PASSAGE TO READ:
= = = = = = =

Race, Racism, and the Middle Ages

The Medieval Problem with “Anglo-American” Sheriffs

The Sheriff of Nottingham from Disney's Robin Hood--a surprising hybrid of medieval England and the American South.

Part XLIII in our ongoing series on Race, Racism and the Middle Ages, by Ken Mondschein.


A working knowledge of medieval history once again offers insight into the national news. On February 12th, United States Attorney General Jeff Sessions pointed to sheriffs as “a critical part of the Anglo-American heritage of law enforcement” at the National Sheriffs’ Association annual conference.

This statement was incredibly fraught. While Sessions may have been technically correct, the fact that he added “Anglo-American heritage” to his speech as an improvised line, especially at a conference of sheriffs, was widely interpreted as being a racist dog whistle. Many saw the statement as implying the superiority or centrality of “Anglo-American (read: white) heritage” in the contemporary United States.

Given Sessions’ history of racist comments as well as of instituting policies which disproportionately negatively affect people of color, his critics were quick to call him out. For instance, in a statement, the NAACP said that Sessions’ comment is “an unfortunate yet consistent aspect of the language coming out of the Department of Justice under his tenure” and that it “qualifies as the latest example of dog whistle politics.”

Whether he realized it or not, Sessions’ statement had two references to medieval history buried deep within it: the idea of the power of sheriffs, and the idea of “Anglo-American” law. In this we can read Sessions’ words as a part of a disturbing pattern, where pieces of the medieval past are used to justify white supremacy.

“You’re not wrong…”

Sessions can use history as a fig leaf to suggest his intentions were innocent. But his words can easily be seen as another example of a “Schrödinger’s Medievalism,” that is, a symbol that can, depending on context, be interpreted in a racist or a benign way. In this case, unlike the case explored by Paul Sturtevant in his article, we don’t have a flag or other physical object. Instead, we have a common legal concept with medieval roots being used in a manner that suggests the superiority of white “Anglo-Saxon” culture.

Let’s look at the history behind the words. Though the word “sheriff” invokes a spur-clattering gunslinger from the Old West, historically, the sheriff was in charge of the ordering and defense of a shire. A “shire” is not just a locality in The Hobbit, but was actually one of the administrative divisions of Anglo-Saxon England and, after the conquest of 1066, of Norman England.

= = = = = = =

WRITTEN PROBLEM 1: In the rows, write out the stretch from the line containing "69, 216, 109]" through the line containing "14, 91, 48]" again, replacing "interactable" with "clickable" and keeping everything else the same.

= = = = = = =

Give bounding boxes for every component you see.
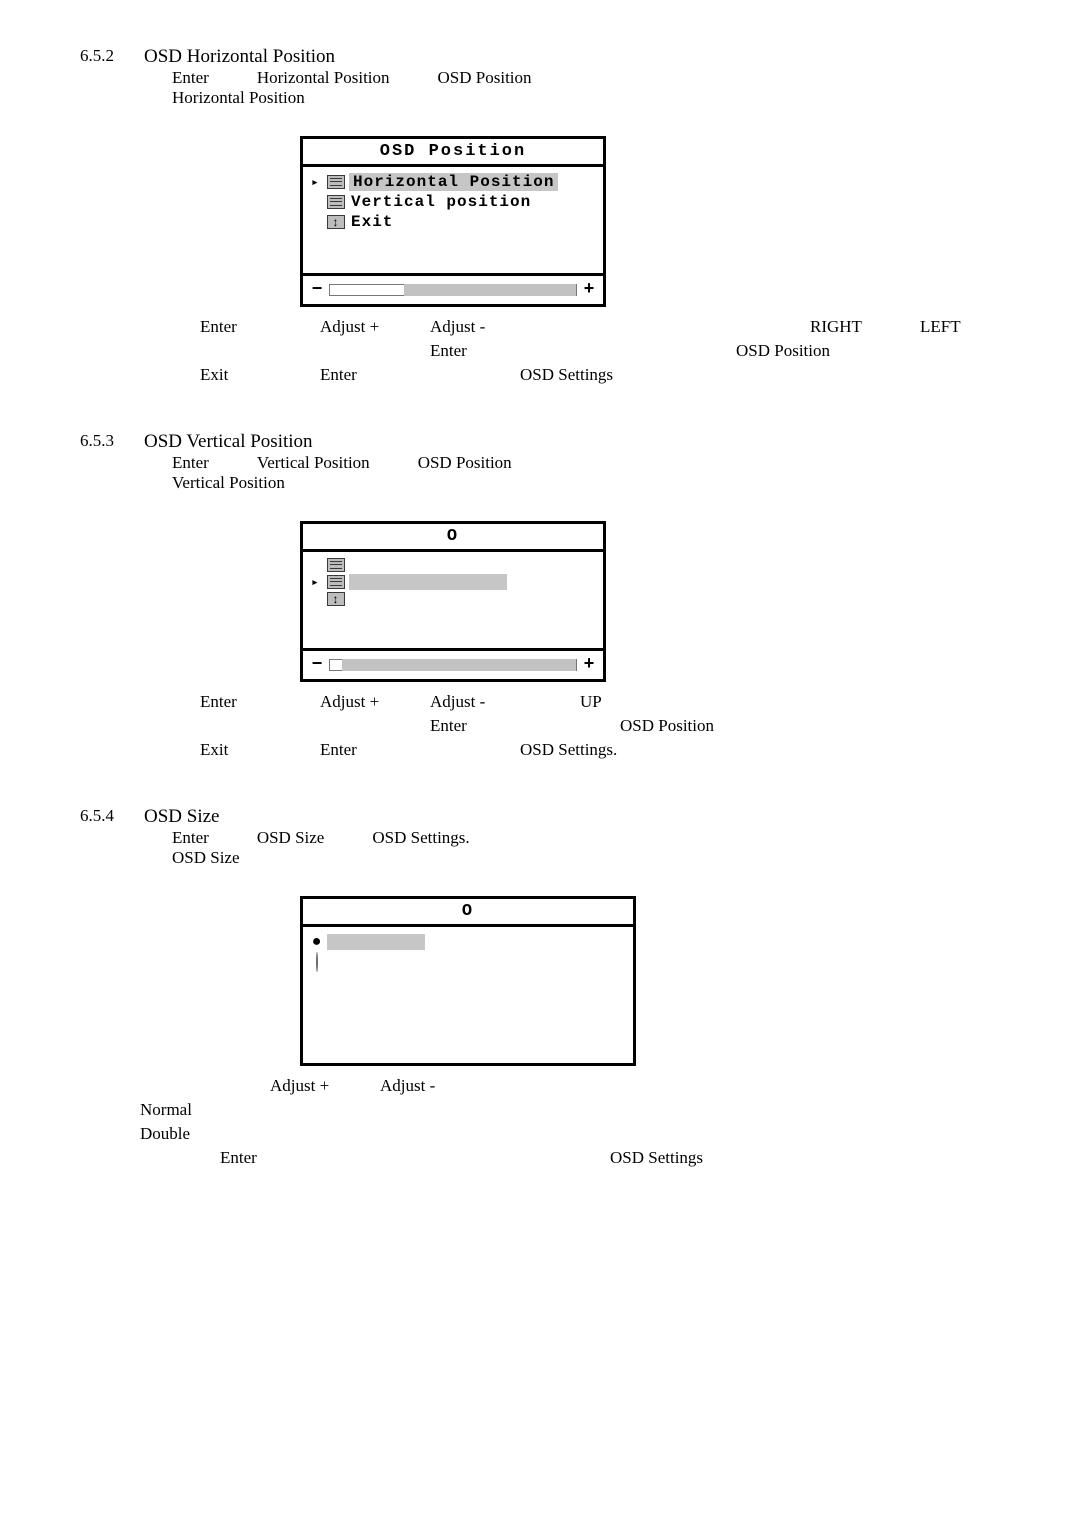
instr-enter: Enter (172, 68, 209, 88)
osd-menu-item-selected[interactable]: ▸ (311, 574, 595, 590)
osd-position-panel: OSD Position ▸ Horizontal Position Verti… (300, 136, 606, 307)
instr-label: OSD Size (257, 828, 325, 848)
label: Adjust - (430, 317, 520, 337)
plus-icon: + (583, 655, 595, 675)
label: OSD Settings (520, 365, 1000, 385)
label: OSD Position (520, 341, 1000, 361)
osd-panel-title: O (303, 899, 633, 927)
horizontal-icon (327, 558, 345, 572)
menu-arrow-icon: ▸ (311, 175, 323, 190)
section-number: 6.5.3 (80, 431, 130, 453)
label: Adjust - (380, 1076, 470, 1096)
plus-icon: + (583, 280, 595, 300)
instr-label: Horizontal Position (257, 68, 390, 88)
instr-label: OSD Position (438, 68, 532, 88)
label: Adjust + (320, 692, 430, 712)
radio-empty-icon (311, 953, 323, 971)
label: Enter (200, 317, 320, 337)
label: OSD Position (520, 716, 1000, 736)
radio-filled-icon: ● (311, 933, 323, 951)
instruction-block: Enter Vertical Position OSD Position Ver… (172, 453, 1000, 493)
instr-label: Vertical Position (172, 473, 1000, 493)
osd-item-label (349, 574, 507, 590)
osd-menu-item-vertical[interactable]: Vertical position (311, 193, 595, 211)
label: Exit (200, 365, 320, 385)
osd-menu-item-exit[interactable]: ↕ Exit (311, 213, 595, 231)
slider-track[interactable] (329, 659, 577, 671)
label: Enter (200, 692, 320, 712)
exit-icon: ↕ (327, 592, 345, 606)
instr-enter: Enter (172, 828, 209, 848)
label: OSD Settings. (520, 740, 1000, 760)
section-number: 6.5.2 (80, 46, 130, 68)
menu-arrow-icon: ▸ (311, 575, 323, 590)
vertical-icon (327, 195, 345, 209)
section-heading: 6.5.3 OSD Vertical Position (80, 431, 1000, 453)
instruction-block: Enter OSD Size OSD Settings. OSD Size (172, 828, 1000, 868)
section-title: OSD Size (144, 806, 219, 828)
osd-menu-item-exit[interactable]: ↕ (311, 592, 595, 606)
label: Adjust - (430, 692, 520, 712)
label: Adjust + (320, 317, 430, 337)
instruction-grid: Adjust + Adjust - Normal Double Enter OS… (140, 1076, 1000, 1168)
section-heading: 6.5.2 OSD Horizontal Position (80, 46, 1000, 68)
osd-option[interactable] (311, 953, 625, 971)
osd-slider[interactable]: − + (303, 648, 603, 679)
slider-fill (404, 284, 576, 296)
label: Enter (320, 365, 430, 385)
label: Enter (220, 1148, 380, 1168)
osd-size-panel: O ● (300, 896, 636, 1066)
slider-track[interactable] (329, 284, 577, 296)
label: RIGHT (810, 317, 920, 337)
instruction-grid: Enter Adjust + Adjust - RIGHT LEFT Enter… (200, 317, 1000, 385)
instr-label: OSD Settings. (372, 828, 469, 848)
exit-icon: ↕ (327, 215, 345, 229)
label: Enter (320, 740, 430, 760)
section-title: OSD Vertical Position (144, 431, 313, 453)
osd-panel-title: O (303, 524, 603, 552)
osd-option-selected[interactable]: ● (311, 933, 625, 951)
osd-item-label: Vertical position (349, 193, 531, 211)
label: Exit (200, 740, 320, 760)
label: OSD Settings (610, 1148, 703, 1168)
instr-label: OSD Position (418, 453, 512, 473)
label: Enter (430, 716, 520, 736)
label: Enter (430, 341, 520, 361)
osd-menu-item[interactable] (311, 558, 595, 572)
osd-panel-title: OSD Position (303, 139, 603, 167)
label: LEFT (920, 317, 1000, 337)
horizontal-icon (327, 175, 345, 189)
osd-item-label: Exit (349, 213, 393, 231)
osd-position-panel: O ▸ ↕ − + (300, 521, 606, 682)
instr-label: Vertical Position (257, 453, 370, 473)
osd-option-label (327, 934, 425, 950)
osd-slider[interactable]: − + (303, 273, 603, 304)
slider-fill (342, 659, 576, 671)
minus-icon: − (311, 280, 323, 300)
section-heading: 6.5.4 OSD Size (80, 806, 1000, 828)
section-title: OSD Horizontal Position (144, 46, 335, 68)
osd-item-label: Horizontal Position (349, 173, 558, 191)
instruction-block: Enter Horizontal Position OSD Position H… (172, 68, 1000, 108)
label: UP (520, 692, 1000, 712)
instr-label: Horizontal Position (172, 88, 1000, 108)
label: Normal (140, 1100, 192, 1119)
osd-menu-item-horizontal[interactable]: ▸ Horizontal Position (311, 173, 595, 191)
instruction-grid: Enter Adjust + Adjust - UP Enter OSD Pos… (200, 692, 1000, 760)
label: Double (140, 1124, 190, 1143)
instr-label: OSD Size (172, 848, 1000, 868)
section-number: 6.5.4 (80, 806, 130, 828)
vertical-icon (327, 575, 345, 589)
instr-enter: Enter (172, 453, 209, 473)
label: Adjust + (270, 1076, 380, 1096)
minus-icon: − (311, 655, 323, 675)
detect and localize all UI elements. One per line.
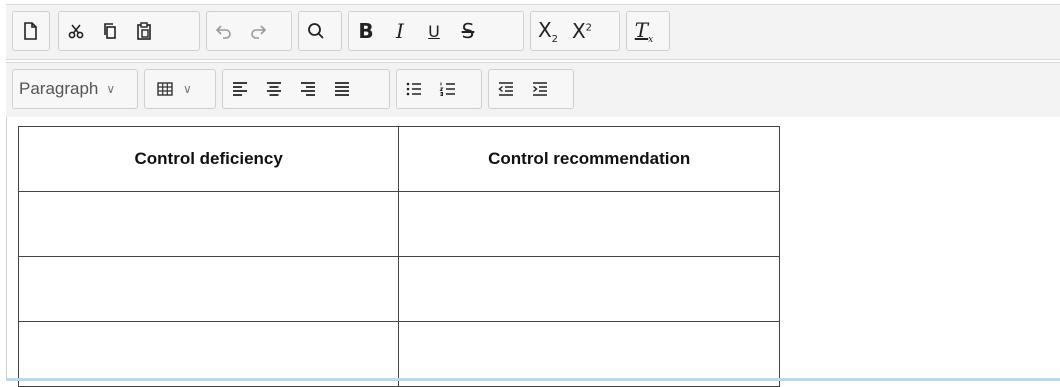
toolbar-group-table: ∨	[144, 69, 216, 109]
search-icon	[308, 23, 324, 39]
table-icon	[157, 82, 173, 96]
table-header-row: Control deficiency Control recommendatio…	[17, 126, 780, 192]
bullet-list-button[interactable]	[399, 72, 429, 106]
underline-button[interactable]: U	[419, 14, 449, 48]
cut-button[interactable]	[61, 14, 91, 48]
bold-button[interactable]: B	[351, 14, 381, 48]
table-row	[17, 256, 780, 322]
superscript-button[interactable]: X2	[567, 14, 597, 48]
table-cell[interactable]	[17, 321, 400, 387]
strikethrough-icon: S	[461, 19, 475, 43]
toolbar-row-1: B I U S X2 X2 Tx	[6, 4, 1060, 60]
strikethrough-button[interactable]: S	[453, 14, 483, 48]
align-justify-button[interactable]	[327, 72, 357, 106]
indent-button[interactable]	[525, 72, 555, 106]
paragraph-format-value: Paragraph	[19, 79, 99, 98]
bullet-list-icon	[406, 82, 421, 96]
italic-button[interactable]: I	[385, 14, 415, 48]
toolbar-group-alignment	[222, 69, 390, 109]
editor-content-area[interactable]: Control deficiency Control recommendatio…	[6, 117, 1060, 387]
align-center-icon	[267, 82, 281, 96]
chevron-down-icon: ∨	[183, 82, 192, 96]
superscript-icon: X2	[571, 19, 593, 43]
paragraph-format-select[interactable]: Paragraph ∨	[13, 72, 123, 106]
numbered-list-button[interactable]	[433, 72, 463, 106]
table-cell[interactable]	[398, 191, 780, 257]
toolbar-group-script: X2 X2	[530, 11, 620, 51]
toolbar-group-history	[206, 11, 292, 51]
table-cell[interactable]	[398, 321, 780, 387]
toolbar-group-document	[12, 11, 50, 51]
find-button[interactable]	[301, 14, 331, 48]
clear-formatting-button[interactable]: Tx	[629, 14, 659, 48]
table-header-cell[interactable]: Control recommendation	[398, 126, 780, 192]
subscript-icon: X2	[537, 17, 559, 45]
outdent-icon	[498, 82, 513, 96]
clipboard-icon	[137, 22, 151, 40]
rich-text-editor: B I U S X2 X2 Tx Paragraph ∨ ∨ Control d…	[0, 0, 1060, 387]
italic-icon: I	[396, 19, 404, 43]
clear-formatting-icon: Tx	[634, 17, 654, 45]
toolbar-group-clipboard	[58, 11, 200, 51]
toolbar-group-indent	[488, 69, 574, 109]
table-cell[interactable]	[17, 191, 400, 257]
table-cell[interactable]	[17, 256, 400, 322]
scissors-icon	[68, 24, 84, 39]
redo-icon	[251, 25, 267, 39]
underline-icon: U	[428, 21, 440, 41]
align-right-button[interactable]	[293, 72, 323, 106]
toolbar-group-clear: Tx	[626, 11, 670, 51]
align-left-icon	[233, 82, 247, 96]
redo-button[interactable]	[243, 14, 273, 48]
copy-icon	[104, 23, 116, 39]
indent-icon	[533, 82, 547, 96]
table-header-cell[interactable]: Control deficiency	[17, 126, 400, 192]
undo-button[interactable]	[209, 14, 239, 48]
align-right-icon	[301, 82, 315, 96]
chevron-down-icon: ∨	[106, 82, 116, 96]
numbered-list-icon	[439, 82, 455, 96]
toolbar-group-formatting: B I U S	[348, 11, 524, 51]
toolbar-group-lists	[396, 69, 482, 109]
subscript-button[interactable]: X2	[533, 14, 563, 48]
toolbar-group-search	[298, 11, 342, 51]
new-document-button[interactable]	[15, 14, 45, 48]
table-insert-select[interactable]: ∨	[145, 72, 200, 106]
undo-icon	[215, 25, 231, 39]
toolbar-group-block-format: Paragraph ∨	[12, 69, 138, 109]
align-justify-icon	[335, 82, 349, 96]
table-row	[17, 321, 780, 387]
table-row	[17, 191, 780, 257]
document-table: Control deficiency Control recommendatio…	[17, 126, 780, 387]
align-left-button[interactable]	[225, 72, 255, 106]
copy-button[interactable]	[95, 14, 125, 48]
new-document-icon	[24, 22, 37, 40]
table-cell[interactable]	[398, 256, 780, 322]
outdent-button[interactable]	[491, 72, 521, 106]
paste-button[interactable]	[129, 14, 159, 48]
bold-icon: B	[358, 19, 374, 43]
toolbar-row-2: Paragraph ∨ ∨	[6, 62, 1060, 118]
align-center-button[interactable]	[259, 72, 289, 106]
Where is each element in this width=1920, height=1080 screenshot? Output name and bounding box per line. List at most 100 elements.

= = = = = = =

WRITTEN PROBLEM 2: From the article on Sessions and medieval sheriffs, copy the stretch from "A working knowledge" through "contemporary United States." word for word.

FINAL RESULT 1:
toolbar-group-table: ∨	[144, 69, 216, 109]
search-icon	[308, 23, 324, 39]
table-icon	[157, 82, 173, 96]
table-header-row: Control deficiency Control recommendatio…	[17, 126, 780, 192]
bullet-list-button[clickable]	[399, 72, 429, 106]
underline-button[clickable]: U	[419, 14, 449, 48]
cut-button[clickable]	[61, 14, 91, 48]

FINAL RESULT 2:
A working knowledge of medieval history once again offers insight into the national news. On February 12th, United States Attorney General Jeff Sessions pointed to sheriffs as “a critical part of the Anglo-American heritage of law enforcement” at the National Sheriffs’ Association annual conference.

This statement was incredibly fraught. While Sessions may have been technically correct, the fact that he added “Anglo-American heritage” to his speech as an improvised line, especially at a conference of sheriffs, was widely interpreted as being a racist dog whistle. Many saw the statement as implying the superiority or centrality of “Anglo-American (read: white) heritage” in the contemporary United States.